● To be done: Without including any pictures, copy each entry below exactly.
* Start Provided material *
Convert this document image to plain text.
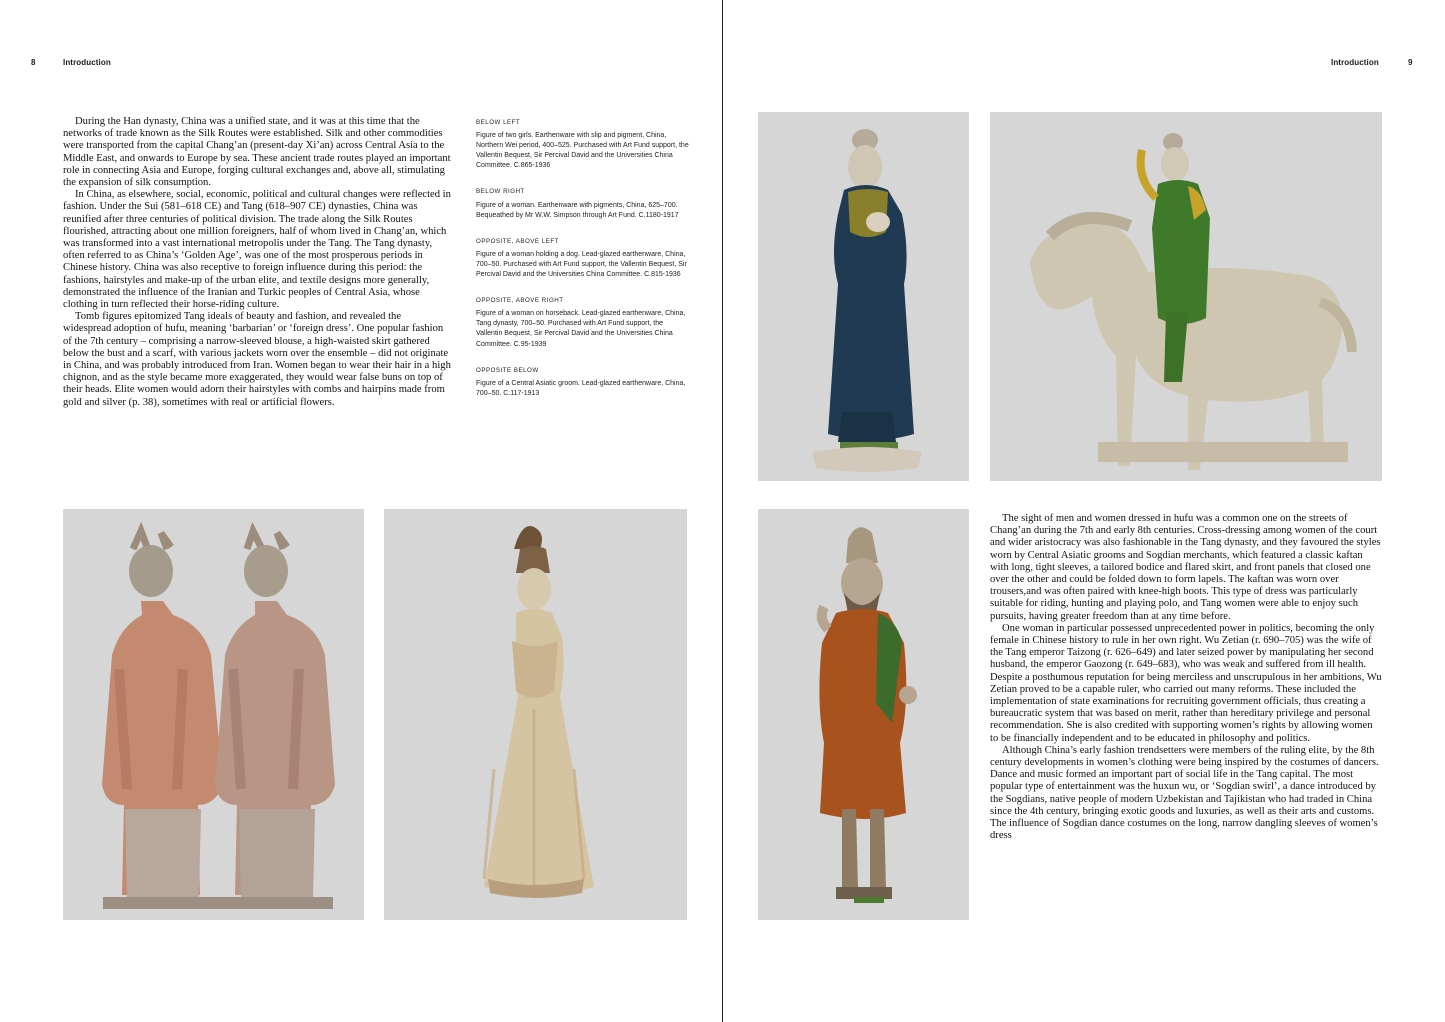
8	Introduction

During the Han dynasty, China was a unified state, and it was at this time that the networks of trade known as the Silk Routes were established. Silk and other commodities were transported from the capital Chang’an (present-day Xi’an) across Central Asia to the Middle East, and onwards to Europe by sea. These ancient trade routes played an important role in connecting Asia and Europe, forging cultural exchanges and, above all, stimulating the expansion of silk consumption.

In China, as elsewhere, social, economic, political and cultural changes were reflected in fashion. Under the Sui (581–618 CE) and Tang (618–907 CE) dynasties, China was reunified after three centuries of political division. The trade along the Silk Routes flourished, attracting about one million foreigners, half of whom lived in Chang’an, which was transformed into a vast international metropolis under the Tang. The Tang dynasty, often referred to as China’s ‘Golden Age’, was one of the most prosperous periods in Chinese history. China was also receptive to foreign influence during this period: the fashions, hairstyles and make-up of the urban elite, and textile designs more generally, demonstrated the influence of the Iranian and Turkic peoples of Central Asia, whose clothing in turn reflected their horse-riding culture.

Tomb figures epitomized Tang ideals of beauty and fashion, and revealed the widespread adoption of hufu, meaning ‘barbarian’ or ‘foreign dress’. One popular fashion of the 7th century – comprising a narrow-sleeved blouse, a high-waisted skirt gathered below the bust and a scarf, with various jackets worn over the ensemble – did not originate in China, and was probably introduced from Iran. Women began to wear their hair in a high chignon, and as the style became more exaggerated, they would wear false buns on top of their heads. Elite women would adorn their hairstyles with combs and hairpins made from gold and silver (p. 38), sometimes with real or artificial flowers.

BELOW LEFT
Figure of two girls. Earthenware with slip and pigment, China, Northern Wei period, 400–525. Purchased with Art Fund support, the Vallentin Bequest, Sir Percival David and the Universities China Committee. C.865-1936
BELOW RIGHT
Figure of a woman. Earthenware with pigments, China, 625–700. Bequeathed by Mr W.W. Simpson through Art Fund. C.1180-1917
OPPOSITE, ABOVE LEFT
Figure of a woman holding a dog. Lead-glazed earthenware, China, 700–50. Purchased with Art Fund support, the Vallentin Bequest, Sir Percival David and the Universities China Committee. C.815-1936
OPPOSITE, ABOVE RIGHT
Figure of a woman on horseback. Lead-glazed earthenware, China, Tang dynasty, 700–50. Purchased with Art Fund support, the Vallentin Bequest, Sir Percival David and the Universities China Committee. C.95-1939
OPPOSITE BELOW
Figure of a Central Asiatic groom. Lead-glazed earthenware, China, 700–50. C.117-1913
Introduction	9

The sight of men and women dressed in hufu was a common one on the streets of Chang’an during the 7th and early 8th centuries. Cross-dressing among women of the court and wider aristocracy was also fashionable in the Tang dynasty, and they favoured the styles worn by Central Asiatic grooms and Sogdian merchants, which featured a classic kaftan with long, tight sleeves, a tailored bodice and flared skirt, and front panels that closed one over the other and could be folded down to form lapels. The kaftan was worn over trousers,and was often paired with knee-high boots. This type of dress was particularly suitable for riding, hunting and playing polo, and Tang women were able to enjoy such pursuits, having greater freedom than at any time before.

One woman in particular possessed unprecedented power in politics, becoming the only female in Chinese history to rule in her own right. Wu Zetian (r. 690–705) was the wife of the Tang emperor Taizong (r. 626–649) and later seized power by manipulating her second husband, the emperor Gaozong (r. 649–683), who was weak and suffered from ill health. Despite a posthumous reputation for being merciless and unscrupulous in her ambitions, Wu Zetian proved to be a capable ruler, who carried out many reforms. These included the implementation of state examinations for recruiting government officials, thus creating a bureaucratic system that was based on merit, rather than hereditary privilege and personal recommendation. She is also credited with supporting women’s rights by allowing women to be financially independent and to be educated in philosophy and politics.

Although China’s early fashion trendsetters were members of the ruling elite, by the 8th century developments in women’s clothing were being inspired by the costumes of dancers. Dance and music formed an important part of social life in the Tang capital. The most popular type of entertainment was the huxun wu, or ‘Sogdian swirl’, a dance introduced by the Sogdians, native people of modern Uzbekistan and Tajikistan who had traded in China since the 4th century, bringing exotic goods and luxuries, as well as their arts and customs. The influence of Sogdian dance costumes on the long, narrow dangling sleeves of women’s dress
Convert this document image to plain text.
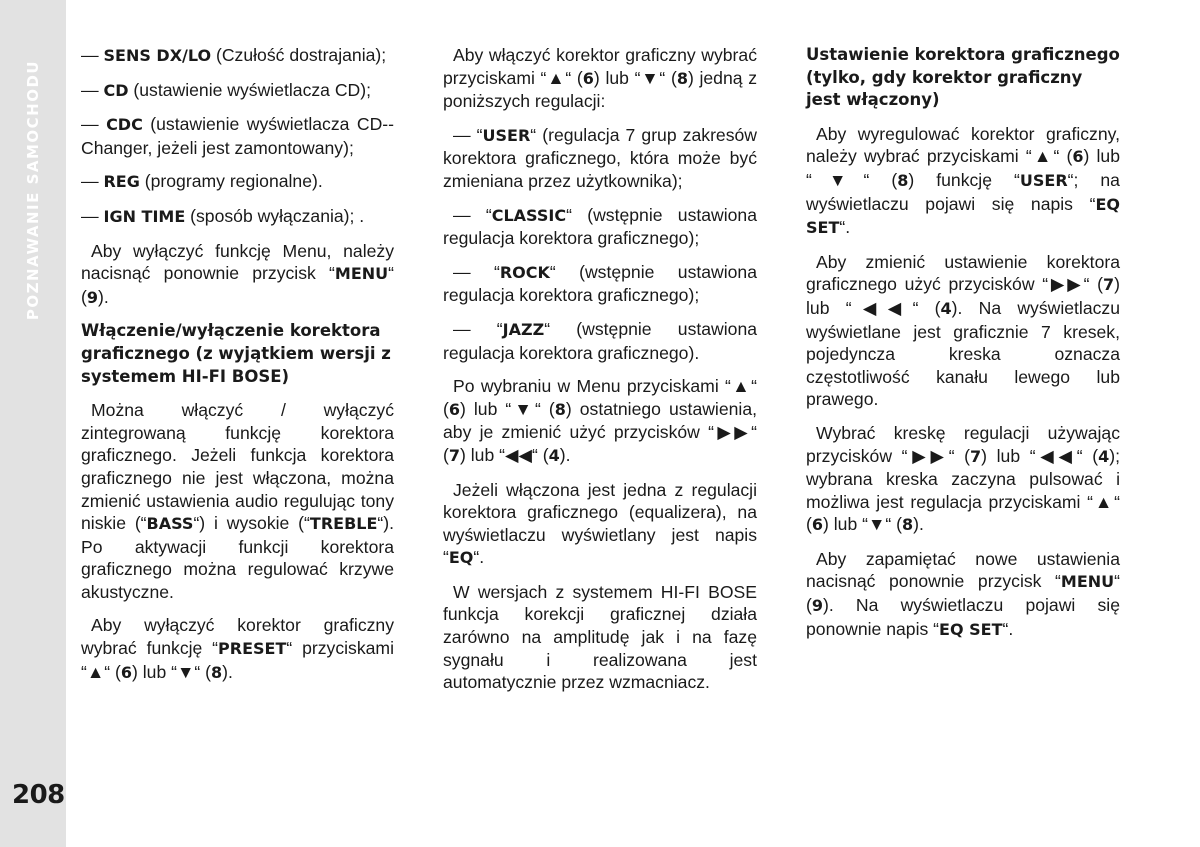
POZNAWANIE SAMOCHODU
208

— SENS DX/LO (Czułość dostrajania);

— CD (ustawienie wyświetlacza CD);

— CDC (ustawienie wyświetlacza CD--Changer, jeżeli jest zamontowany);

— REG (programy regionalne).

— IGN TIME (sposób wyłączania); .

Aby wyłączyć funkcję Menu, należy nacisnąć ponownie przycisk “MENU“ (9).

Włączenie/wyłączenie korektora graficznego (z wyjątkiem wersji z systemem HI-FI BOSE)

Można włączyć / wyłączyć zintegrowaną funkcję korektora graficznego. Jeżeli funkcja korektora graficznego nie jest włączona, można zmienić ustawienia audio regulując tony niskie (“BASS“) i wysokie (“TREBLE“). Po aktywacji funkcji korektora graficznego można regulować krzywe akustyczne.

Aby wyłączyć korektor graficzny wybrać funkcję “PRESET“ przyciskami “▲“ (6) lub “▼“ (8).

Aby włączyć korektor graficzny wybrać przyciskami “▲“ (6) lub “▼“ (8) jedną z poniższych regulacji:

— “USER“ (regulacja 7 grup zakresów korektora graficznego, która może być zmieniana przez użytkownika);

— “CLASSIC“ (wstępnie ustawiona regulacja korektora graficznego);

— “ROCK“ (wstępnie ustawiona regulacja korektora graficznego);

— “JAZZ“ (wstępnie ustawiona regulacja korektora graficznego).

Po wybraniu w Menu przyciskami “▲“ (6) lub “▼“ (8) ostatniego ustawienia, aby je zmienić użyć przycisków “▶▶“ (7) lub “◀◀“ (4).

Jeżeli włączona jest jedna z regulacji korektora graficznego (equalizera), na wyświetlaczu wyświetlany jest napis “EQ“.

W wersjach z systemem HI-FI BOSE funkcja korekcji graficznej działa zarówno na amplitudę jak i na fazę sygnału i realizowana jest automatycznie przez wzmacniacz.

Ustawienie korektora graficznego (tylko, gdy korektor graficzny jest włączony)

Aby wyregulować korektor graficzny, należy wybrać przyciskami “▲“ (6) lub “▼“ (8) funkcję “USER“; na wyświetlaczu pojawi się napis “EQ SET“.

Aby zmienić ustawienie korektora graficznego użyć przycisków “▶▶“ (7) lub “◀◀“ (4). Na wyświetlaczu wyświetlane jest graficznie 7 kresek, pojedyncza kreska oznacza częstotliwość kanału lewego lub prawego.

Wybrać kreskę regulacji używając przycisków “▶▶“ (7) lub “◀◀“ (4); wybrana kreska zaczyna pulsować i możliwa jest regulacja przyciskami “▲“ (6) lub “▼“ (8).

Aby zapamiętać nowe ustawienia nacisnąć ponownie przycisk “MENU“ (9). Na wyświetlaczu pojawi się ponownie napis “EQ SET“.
* End Provided material *
● Exercise answer:
Convert this document image to plain text.
8	Introduction

During the Han dynasty, China was a unified state, and it was at this time that the networks of trade known as the Silk Routes were established. Silk and other commodities were transported from the capital Chang’an (present-day Xi’an) across Central Asia to the Middle East, and onwards to Europe by sea. These ancient trade routes played an important role in connecting Asia and Europe, forging cultural exchanges and, above all, stimulating the expansion of silk consumption.

In China, as elsewhere, social, economic, political and cultural changes were reflected in fashion. Under the Sui (581–618 CE) and Tang (618–907 CE) dynasties, China was reunified after three centuries of political division. The trade along the Silk Routes flourished, attracting about one million foreigners, half of whom lived in Chang’an, which was transformed into a vast international metropolis under the Tang. The Tang dynasty, often referred to as China’s ‘Golden Age’, was one of the most prosperous periods in Chinese history. China was also receptive to foreign influence during this period: the fashions, hairstyles and make-up of the urban elite, and textile designs more generally, demonstrated the influence of the Iranian and Turkic peoples of Central Asia, whose clothing in turn reflected their horse-riding culture.

Tomb figures epitomized Tang ideals of beauty and fashion, and revealed the widespread adoption of hufu, meaning ‘barbarian’ or ‘foreign dress’. One popular fashion of the 7th century – comprising a narrow-sleeved blouse, a high-waisted skirt gathered below the bust and a scarf, with various jackets worn over the ensemble – did not originate in China, and was probably introduced from Iran. Women began to wear their hair in a high chignon, and as the style became more exaggerated, they would wear false buns on top of their heads. Elite women would adorn their hairstyles with combs and hairpins made from gold and silver (p. 38), sometimes with real or artificial flowers.

BELOW LEFT
Figure of two girls. Earthenware with slip and pigment, China, Northern Wei period, 400–525. Purchased with Art Fund support, the Vallentin Bequest, Sir Percival David and the Universities China Committee. C.865-1936
BELOW RIGHT
Figure of a woman. Earthenware with pigments, China, 625–700. Bequeathed by Mr W.W. Simpson through Art Fund. C.1180-1917
OPPOSITE, ABOVE LEFT
Figure of a woman holding a dog. Lead-glazed earthenware, China, 700–50. Purchased with Art Fund support, the Vallentin Bequest, Sir Percival David and the Universities China Committee. C.815-1936
OPPOSITE, ABOVE RIGHT
Figure of a woman on horseback. Lead-glazed earthenware, China, Tang dynasty, 700–50. Purchased with Art Fund support, the Vallentin Bequest, Sir Percival David and the Universities China Committee. C.95-1939
OPPOSITE BELOW
Figure of a Central Asiatic groom. Lead-glazed earthenware, China, 700–50. C.117-1913
Introduction	9

The sight of men and women dressed in hufu was a common one on the streets of Chang’an during the 7th and early 8th centuries. Cross-dressing among women of the court and wider aristocracy was also fashionable in the Tang dynasty, and they favoured the styles worn by Central Asiatic grooms and Sogdian merchants, which featured a classic kaftan with long, tight sleeves, a tailored bodice and flared skirt, and front panels that closed one over the other and could be folded down to form lapels. The kaftan was worn over trousers,and was often paired with knee-high boots. This type of dress was particularly suitable for riding, hunting and playing polo, and Tang women were able to enjoy such pursuits, having greater freedom than at any time before.

One woman in particular possessed unprecedented power in politics, becoming the only female in Chinese history to rule in her own right. Wu Zetian (r. 690–705) was the wife of the Tang emperor Taizong (r. 626–649) and later seized power by manipulating her second husband, the emperor Gaozong (r. 649–683), who was weak and suffered from ill health. Despite a posthumous reputation for being merciless and unscrupulous in her ambitions, Wu Zetian proved to be a capable ruler, who carried out many reforms. These included the implementation of state examinations for recruiting government officials, thus creating a bureaucratic system that was based on merit, rather than hereditary privilege and personal recommendation. She is also credited with supporting women’s rights by allowing women to be financially independent and to be educated in philosophy and politics.

Although China’s early fashion trendsetters were members of the ruling elite, by the 8th century developments in women’s clothing were being inspired by the costumes of dancers. Dance and music formed an important part of social life in the Tang capital. The most popular type of entertainment was the huxun wu, or ‘Sogdian swirl’, a dance introduced by the Sogdians, native people of modern Uzbekistan and Tajikistan who had traded in China since the 4th century, bringing exotic goods and luxuries, as well as their arts and customs. The influence of Sogdian dance costumes on the long, narrow dangling sleeves of women’s dress
Convert this document image to plain text.
POZNAWANIE SAMOCHODU
208

— SENS DX/LO (Czułość dostrajania);

— CD (ustawienie wyświetlacza CD);

— CDC (ustawienie wyświetlacza CD--Changer, jeżeli jest zamontowany);

— REG (programy regionalne).

— IGN TIME (sposób wyłączania); .

Aby wyłączyć funkcję Menu, należy nacisnąć ponownie przycisk “MENU“ (9).

Włączenie/wyłączenie korektora graficznego (z wyjątkiem wersji z systemem HI-FI BOSE)

Można włączyć / wyłączyć zintegrowaną funkcję korektora graficznego. Jeżeli funkcja korektora graficznego nie jest włączona, można zmienić ustawienia audio regulując tony niskie (“BASS“) i wysokie (“TREBLE“). Po aktywacji funkcji korektora graficznego można regulować krzywe akustyczne.

Aby wyłączyć korektor graficzny wybrać funkcję “PRESET“ przyciskami “▲“ (6) lub “▼“ (8).

Aby włączyć korektor graficzny wybrać przyciskami “▲“ (6) lub “▼“ (8) jedną z poniższych regulacji:

— “USER“ (regulacja 7 grup zakresów korektora graficznego, która może być zmieniana przez użytkownika);

— “CLASSIC“ (wstępnie ustawiona regulacja korektora graficznego);

— “ROCK“ (wstępnie ustawiona regulacja korektora graficznego);

— “JAZZ“ (wstępnie ustawiona regulacja korektora graficznego).

Po wybraniu w Menu przyciskami “▲“ (6) lub “▼“ (8) ostatniego ustawienia, aby je zmienić użyć przycisków “▶▶“ (7) lub “◀◀“ (4).

Jeżeli włączona jest jedna z regulacji korektora graficznego (equalizera), na wyświetlaczu wyświetlany jest napis “EQ“.

W wersjach z systemem HI-FI BOSE funkcja korekcji graficznej działa zarówno na amplitudę jak i na fazę sygnału i realizowana jest automatycznie przez wzmacniacz.

Ustawienie korektora graficznego (tylko, gdy korektor graficzny jest włączony)

Aby wyregulować korektor graficzny, należy wybrać przyciskami “▲“ (6) lub “▼“ (8) funkcję “USER“; na wyświetlaczu pojawi się napis “EQ SET“.

Aby zmienić ustawienie korektora graficznego użyć przycisków “▶▶“ (7) lub “◀◀“ (4). Na wyświetlaczu wyświetlane jest graficznie 7 kresek, pojedyncza kreska oznacza częstotliwość kanału lewego lub prawego.

Wybrać kreskę regulacji używając przycisków “▶▶“ (7) lub “◀◀“ (4); wybrana kreska zaczyna pulsować i możliwa jest regulacja przyciskami “▲“ (6) lub “▼“ (8).

Aby zapamiętać nowe ustawienia nacisnąć ponownie przycisk “MENU“ (9). Na wyświetlaczu pojawi się ponownie napis “EQ SET“.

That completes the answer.